32 Tauri

Observation data Epoch J2000.0 Equinox J2000.0
- Constellation: Taurus
- Right ascension: 03^{h} 56^{m} 52.077^{s}
- Declination: +22° 28′ 40.70″
- Apparent magnitude (V): 5.62

Characteristics
- Evolutionary stage: main sequence
- Spectral type: F2IVs
- U−B color index: +0.00
- B−V color index: +0.345±0.004

Astrometry
- Radial velocity (R_{v}): +31.90 km/s
- Proper motion (μ): RA: +70.674 mas/yr Dec.: −114.026 mas/yr
- Parallax (π): 22.5957±0.0385 mas
- Distance: 144.3 ± 0.2 ly (44.26 ± 0.08 pc)
- Absolute magnitude (M_{V}): 2.42

Details
- Mass: 2.04 M_{☉}
- Radius: 2.75 R_{☉}
- Luminosity: 15.4 L_{☉}
- Surface gravity (log g): 3.87 cgs
- Temperature: 6.901 K
- Metallicity [Fe/H]: −0.19 dex
- Rotational velocity (v sin i): 19.7 km/s
- Age: 2.1 Gyr
- Other designations: BD+22°605, FK5 2283, HD 24740, HIP 18471, HR 1218, SAO 76339, Ross 33

Database references
- SIMBAD: data

= 32 Tauri =

Yellow-white hued subgiant star in the constellation Taurus

32 Tauri is the Flamsteed designation for a solitary star in the zodiac constellation of Taurus. It has a visual magnitude of 5.64, making it visible to the naked eye from suburban skies (according to the Bortle scale). The position of this star near the ecliptic plane means that it is subject to occultations by the Moon. Parallax measurements put it at a distance of 144 light years from the Sun. It is drifting further away with a radial velocity of +31.9 km/s, having come to within 27.27 pc some 759,000 years ago.

□ □ □ □ □

**Exercise objective:**
Pick up the article on the star 32 Tauri after its last sentence and continue writing it.

**Entries supplied:**
□ □ □ □ □

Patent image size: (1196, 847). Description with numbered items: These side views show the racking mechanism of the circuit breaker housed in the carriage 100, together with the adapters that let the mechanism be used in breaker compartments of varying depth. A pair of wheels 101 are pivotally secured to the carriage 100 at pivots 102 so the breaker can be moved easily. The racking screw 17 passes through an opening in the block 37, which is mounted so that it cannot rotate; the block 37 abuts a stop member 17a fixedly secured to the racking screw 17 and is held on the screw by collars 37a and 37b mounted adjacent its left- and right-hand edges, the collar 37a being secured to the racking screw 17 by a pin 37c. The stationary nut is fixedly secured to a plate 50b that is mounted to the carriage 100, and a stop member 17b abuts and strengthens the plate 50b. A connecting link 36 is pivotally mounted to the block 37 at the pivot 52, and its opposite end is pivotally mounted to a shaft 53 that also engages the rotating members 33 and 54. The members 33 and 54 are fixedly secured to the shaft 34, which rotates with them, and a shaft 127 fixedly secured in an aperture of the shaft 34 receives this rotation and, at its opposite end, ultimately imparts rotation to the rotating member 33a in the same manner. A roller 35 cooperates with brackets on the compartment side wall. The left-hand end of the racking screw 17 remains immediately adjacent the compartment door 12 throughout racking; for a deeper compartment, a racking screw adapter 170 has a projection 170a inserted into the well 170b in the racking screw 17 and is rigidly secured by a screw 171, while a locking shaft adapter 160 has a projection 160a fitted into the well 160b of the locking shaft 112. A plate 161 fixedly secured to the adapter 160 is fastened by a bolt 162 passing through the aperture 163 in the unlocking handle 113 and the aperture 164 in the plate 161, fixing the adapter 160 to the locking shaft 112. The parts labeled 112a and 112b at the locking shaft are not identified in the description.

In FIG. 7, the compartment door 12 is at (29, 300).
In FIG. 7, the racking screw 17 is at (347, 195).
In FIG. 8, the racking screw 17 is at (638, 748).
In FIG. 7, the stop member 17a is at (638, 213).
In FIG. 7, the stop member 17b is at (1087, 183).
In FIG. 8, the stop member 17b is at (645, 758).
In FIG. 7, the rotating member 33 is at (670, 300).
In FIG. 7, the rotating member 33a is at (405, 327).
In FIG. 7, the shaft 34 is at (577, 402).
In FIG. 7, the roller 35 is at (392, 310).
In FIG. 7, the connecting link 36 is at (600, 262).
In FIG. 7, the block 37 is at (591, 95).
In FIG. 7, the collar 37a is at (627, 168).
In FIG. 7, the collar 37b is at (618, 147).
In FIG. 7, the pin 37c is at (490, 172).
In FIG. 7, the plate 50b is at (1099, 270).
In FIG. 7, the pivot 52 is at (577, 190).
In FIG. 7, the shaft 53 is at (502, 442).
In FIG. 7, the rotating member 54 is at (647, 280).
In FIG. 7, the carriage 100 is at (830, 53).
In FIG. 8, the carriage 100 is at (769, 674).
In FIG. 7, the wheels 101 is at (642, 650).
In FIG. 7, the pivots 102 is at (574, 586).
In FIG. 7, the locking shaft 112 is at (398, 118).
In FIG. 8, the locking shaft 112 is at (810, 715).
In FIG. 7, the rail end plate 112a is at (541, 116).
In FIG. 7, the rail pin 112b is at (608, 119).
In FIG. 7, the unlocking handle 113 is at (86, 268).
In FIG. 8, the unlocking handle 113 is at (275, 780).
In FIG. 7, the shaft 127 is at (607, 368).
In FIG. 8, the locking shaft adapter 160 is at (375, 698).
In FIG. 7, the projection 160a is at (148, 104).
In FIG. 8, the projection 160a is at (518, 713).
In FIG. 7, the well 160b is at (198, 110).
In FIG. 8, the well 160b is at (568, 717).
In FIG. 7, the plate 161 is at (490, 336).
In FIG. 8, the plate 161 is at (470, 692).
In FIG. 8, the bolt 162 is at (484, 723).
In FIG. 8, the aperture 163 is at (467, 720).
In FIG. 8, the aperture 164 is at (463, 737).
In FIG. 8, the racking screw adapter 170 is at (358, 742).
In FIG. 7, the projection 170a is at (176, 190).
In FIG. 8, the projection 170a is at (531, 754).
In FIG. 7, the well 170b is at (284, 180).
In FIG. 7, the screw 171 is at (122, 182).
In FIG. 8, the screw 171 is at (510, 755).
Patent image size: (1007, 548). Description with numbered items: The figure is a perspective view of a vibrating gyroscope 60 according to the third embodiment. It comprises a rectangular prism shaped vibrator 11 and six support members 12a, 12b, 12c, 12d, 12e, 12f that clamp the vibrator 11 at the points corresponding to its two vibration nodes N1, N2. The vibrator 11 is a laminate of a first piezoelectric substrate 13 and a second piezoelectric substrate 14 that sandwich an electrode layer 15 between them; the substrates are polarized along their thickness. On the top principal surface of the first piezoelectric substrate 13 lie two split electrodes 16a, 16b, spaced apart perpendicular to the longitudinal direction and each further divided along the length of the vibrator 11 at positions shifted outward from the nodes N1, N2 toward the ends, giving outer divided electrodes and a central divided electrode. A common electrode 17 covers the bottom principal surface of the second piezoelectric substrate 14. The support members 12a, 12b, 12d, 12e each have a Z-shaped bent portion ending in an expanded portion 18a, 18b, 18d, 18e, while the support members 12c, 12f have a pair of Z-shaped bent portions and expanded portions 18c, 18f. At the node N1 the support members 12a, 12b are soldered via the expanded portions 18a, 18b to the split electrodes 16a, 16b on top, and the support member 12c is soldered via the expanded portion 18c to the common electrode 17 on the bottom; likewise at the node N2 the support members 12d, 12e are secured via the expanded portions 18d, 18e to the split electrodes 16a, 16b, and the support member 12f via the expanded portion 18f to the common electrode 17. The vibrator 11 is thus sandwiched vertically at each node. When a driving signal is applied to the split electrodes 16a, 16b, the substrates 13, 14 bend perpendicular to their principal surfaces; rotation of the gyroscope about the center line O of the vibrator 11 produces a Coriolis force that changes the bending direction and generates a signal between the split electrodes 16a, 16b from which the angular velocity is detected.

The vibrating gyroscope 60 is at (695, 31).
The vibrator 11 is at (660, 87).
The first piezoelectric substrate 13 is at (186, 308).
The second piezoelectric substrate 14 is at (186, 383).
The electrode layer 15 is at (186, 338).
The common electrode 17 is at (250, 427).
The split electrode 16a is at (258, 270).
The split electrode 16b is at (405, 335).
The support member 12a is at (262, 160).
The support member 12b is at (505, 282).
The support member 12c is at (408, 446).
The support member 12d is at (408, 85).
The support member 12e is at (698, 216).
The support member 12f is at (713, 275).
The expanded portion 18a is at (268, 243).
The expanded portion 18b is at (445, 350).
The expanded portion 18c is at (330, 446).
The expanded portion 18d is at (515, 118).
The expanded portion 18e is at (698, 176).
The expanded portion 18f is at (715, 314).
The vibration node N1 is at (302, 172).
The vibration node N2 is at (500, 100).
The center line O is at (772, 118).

□ □ □ □ □

**Task response:**
The spectrum of this star matches a stellar classification of F2IVs, with the luminosity class of IV indicating that this star has reached the subgiant stage and is in the process of evolving into a giant star. It has twice the mass of the sun with nearly three times the Sun's radius, but 15 times the Sun's luminosity and about half the Sun's age. The abundance of elements other than hydrogen and helium is lower in this star than in the Sun. The effective temperature of the star's outer atmosphere is 6,901 K, giving it the white-hued glow of an F-type star.